Which lines hold the word "JSON"? Copy each of them.

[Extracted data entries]
——

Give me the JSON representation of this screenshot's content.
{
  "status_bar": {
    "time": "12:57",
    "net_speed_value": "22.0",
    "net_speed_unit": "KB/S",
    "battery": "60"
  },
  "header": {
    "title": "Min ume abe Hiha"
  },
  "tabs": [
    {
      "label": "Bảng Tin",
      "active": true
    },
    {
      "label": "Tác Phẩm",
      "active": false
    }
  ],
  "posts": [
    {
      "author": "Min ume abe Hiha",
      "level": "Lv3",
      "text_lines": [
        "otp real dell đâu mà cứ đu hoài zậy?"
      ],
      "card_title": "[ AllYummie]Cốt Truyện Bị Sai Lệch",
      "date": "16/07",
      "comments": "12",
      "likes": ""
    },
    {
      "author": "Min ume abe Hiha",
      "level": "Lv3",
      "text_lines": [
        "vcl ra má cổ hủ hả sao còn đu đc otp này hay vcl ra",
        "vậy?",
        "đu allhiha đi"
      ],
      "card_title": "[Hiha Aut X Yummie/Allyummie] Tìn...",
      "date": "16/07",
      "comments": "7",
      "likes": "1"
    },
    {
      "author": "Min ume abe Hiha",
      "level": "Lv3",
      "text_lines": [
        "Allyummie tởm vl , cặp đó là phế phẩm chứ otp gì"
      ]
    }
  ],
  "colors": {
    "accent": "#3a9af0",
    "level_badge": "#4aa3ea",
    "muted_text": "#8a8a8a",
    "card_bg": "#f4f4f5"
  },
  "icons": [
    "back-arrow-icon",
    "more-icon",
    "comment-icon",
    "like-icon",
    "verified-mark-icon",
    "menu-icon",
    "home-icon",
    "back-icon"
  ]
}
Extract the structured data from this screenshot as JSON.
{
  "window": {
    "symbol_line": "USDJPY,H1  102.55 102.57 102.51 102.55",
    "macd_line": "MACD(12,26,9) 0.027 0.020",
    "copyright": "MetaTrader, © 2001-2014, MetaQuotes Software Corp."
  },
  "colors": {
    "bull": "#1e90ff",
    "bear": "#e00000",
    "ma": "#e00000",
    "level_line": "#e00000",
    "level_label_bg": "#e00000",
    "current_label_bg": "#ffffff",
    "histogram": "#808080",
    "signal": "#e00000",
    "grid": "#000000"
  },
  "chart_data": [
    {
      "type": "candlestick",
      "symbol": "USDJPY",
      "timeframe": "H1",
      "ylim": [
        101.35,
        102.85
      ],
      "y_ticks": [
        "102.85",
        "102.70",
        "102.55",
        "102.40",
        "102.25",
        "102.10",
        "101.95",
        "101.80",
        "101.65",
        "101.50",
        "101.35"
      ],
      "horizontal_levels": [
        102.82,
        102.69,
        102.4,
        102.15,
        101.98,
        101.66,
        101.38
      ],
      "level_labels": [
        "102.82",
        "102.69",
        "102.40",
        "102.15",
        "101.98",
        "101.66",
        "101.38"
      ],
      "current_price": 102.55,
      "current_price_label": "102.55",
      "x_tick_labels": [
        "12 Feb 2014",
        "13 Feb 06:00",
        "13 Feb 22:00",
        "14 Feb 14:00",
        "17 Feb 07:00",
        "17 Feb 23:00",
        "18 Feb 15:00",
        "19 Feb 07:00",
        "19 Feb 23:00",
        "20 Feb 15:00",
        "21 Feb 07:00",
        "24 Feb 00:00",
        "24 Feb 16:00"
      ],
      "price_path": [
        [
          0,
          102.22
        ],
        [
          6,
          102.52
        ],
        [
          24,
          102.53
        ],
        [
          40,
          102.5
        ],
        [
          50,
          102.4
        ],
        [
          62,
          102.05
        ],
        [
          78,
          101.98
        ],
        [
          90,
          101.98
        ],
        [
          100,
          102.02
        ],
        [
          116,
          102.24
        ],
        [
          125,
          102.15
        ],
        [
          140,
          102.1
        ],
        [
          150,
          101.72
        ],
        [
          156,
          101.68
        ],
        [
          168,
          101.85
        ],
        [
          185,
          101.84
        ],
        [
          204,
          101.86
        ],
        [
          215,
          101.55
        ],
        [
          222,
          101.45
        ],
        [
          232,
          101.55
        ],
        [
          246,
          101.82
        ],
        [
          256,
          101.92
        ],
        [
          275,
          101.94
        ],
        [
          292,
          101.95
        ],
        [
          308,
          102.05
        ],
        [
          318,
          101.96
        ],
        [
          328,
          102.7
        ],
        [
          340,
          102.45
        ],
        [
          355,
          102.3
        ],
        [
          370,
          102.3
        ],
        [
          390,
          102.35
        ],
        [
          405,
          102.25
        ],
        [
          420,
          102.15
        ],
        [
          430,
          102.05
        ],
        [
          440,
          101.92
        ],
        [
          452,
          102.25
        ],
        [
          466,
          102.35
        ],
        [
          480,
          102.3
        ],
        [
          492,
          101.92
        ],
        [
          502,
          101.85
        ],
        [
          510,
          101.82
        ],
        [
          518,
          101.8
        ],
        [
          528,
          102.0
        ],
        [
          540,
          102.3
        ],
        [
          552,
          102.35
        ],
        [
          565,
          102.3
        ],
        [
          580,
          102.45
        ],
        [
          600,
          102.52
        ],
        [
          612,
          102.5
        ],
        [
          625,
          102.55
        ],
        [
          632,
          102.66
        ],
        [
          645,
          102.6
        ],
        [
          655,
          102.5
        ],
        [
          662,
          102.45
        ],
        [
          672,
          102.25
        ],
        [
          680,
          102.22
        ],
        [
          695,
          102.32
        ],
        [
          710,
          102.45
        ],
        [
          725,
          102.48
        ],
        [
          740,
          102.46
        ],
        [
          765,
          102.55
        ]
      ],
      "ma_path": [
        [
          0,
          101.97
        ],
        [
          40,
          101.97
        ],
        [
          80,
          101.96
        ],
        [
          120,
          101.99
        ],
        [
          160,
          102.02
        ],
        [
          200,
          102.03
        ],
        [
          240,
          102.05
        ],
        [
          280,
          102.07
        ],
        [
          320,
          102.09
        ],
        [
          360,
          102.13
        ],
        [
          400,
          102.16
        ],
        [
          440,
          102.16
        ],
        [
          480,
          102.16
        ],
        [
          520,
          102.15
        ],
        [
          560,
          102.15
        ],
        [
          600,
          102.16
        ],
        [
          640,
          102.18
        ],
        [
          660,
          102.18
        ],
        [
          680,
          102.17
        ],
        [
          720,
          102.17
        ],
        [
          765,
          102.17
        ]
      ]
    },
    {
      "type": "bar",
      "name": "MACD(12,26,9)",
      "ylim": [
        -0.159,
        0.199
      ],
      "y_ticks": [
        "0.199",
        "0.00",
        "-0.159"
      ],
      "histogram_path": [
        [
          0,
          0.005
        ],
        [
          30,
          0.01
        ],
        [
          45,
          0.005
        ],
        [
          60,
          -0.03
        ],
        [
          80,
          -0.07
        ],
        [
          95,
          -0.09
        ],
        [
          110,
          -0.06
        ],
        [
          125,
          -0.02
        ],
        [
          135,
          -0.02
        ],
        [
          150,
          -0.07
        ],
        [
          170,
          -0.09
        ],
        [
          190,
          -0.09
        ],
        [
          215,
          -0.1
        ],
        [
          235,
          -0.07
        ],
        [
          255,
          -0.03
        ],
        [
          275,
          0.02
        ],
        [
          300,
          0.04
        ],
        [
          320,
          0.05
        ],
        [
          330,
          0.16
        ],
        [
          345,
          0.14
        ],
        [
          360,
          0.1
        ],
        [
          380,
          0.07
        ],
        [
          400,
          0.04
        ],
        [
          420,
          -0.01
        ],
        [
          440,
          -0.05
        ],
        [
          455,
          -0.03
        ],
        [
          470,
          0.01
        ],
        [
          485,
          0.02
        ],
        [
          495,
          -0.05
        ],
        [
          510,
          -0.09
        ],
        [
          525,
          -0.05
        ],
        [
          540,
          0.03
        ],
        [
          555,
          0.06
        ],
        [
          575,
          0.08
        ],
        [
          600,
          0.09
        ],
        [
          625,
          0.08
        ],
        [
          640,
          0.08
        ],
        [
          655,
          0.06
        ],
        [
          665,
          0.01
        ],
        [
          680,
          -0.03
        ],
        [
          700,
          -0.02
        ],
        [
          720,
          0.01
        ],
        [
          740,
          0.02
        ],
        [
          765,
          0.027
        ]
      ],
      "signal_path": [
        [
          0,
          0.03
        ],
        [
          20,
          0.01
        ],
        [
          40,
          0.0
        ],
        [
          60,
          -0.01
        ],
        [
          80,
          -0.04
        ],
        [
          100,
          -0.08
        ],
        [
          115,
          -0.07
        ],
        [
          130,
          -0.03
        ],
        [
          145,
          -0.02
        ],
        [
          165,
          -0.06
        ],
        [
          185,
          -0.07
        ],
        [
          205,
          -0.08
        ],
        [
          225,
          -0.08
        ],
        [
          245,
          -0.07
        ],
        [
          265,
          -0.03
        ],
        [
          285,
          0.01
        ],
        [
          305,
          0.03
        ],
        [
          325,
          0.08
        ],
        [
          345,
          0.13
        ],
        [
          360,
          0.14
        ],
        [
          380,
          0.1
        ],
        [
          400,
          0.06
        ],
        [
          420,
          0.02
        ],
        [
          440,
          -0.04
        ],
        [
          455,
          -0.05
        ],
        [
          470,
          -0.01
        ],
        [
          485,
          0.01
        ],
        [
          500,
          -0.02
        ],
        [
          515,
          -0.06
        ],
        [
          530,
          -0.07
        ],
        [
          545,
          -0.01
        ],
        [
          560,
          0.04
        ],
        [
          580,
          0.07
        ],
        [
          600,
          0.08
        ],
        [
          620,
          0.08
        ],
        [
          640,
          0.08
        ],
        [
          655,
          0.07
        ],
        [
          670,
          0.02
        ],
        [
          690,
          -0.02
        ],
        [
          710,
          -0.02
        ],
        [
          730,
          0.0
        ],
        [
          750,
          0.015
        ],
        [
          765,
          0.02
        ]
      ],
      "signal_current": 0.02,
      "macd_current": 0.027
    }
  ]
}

——

* TASK OUTPUT *
Give me the JSON representation of this screenshot's content.
Extract the structured data from this screenshot as JSON.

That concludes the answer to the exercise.